TASK TO COMPLETE:
Give the records back in full, exactly as they read.

EXERCISE MATERIAL:
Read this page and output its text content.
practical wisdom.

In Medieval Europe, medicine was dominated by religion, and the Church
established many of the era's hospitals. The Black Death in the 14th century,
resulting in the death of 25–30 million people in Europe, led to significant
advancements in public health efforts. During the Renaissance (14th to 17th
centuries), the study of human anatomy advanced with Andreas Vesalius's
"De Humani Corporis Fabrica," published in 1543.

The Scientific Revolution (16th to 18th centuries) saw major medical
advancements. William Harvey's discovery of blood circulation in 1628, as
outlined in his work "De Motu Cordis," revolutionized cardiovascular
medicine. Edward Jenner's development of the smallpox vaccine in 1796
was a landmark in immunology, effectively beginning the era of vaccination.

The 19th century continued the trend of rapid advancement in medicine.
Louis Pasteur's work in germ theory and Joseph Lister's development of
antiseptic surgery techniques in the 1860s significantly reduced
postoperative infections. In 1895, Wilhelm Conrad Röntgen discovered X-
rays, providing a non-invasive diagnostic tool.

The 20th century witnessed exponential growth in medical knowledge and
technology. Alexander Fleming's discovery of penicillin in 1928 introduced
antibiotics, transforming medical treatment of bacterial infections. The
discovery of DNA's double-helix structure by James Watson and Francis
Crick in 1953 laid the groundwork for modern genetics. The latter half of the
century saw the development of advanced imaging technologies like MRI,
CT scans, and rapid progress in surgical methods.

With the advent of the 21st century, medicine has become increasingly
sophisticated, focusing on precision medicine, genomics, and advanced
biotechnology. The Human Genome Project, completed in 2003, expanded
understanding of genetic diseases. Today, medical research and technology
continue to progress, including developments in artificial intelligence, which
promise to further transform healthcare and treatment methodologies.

SOLUTION TO THE EXERCISE:
Read this page and output its text content.
practical wisdom.

In Medieval Europe, medicine was dominated by religion, and the Church
established many of the era's hospitals. The Black Death in the 14th century,
resulting in the death of 25–30 million people in Europe, led to significant
advancements in public health efforts. During the Renaissance (14th to 17th
centuries), the study of human anatomy advanced with Andreas Vesalius's
"De Humani Corporis Fabrica," published in 1543.

The Scientific Revolution (16th to 18th centuries) saw major medical
advancements. William Harvey's discovery of blood circulation in 1628, as
outlined in his work "De Motu Cordis," revolutionized cardiovascular
medicine. Edward Jenner's development of the smallpox vaccine in 1796
was a landmark in immunology, effectively beginning the era of vaccination.

The 19th century continued the trend of rapid advancement in medicine.
Louis Pasteur's work in germ theory and Joseph Lister's development of
antiseptic surgery techniques in the 1860s significantly reduced
postoperative infections. In 1895, Wilhelm Conrad Röntgen discovered X-
rays, providing a non-invasive diagnostic tool.

The 20th century witnessed exponential growth in medical knowledge and
technology. Alexander Fleming's discovery of penicillin in 1928 introduced
antibiotics, transforming medical treatment of bacterial infections. The
discovery of DNA's double-helix structure by James Watson and Francis
Crick in 1953 laid the groundwork for modern genetics. The latter half of the
century saw the development of advanced imaging technologies like MRI,
CT scans, and rapid progress in surgical methods.

With the advent of the 21st century, medicine has become increasingly
sophisticated, focusing on precision medicine, genomics, and advanced
biotechnology. The Human Genome Project, completed in 2003, expanded
understanding of genetic diseases. Today, medical research and technology
continue to progress, including developments in artificial intelligence, which
promise to further transform healthcare and treatment methodologies.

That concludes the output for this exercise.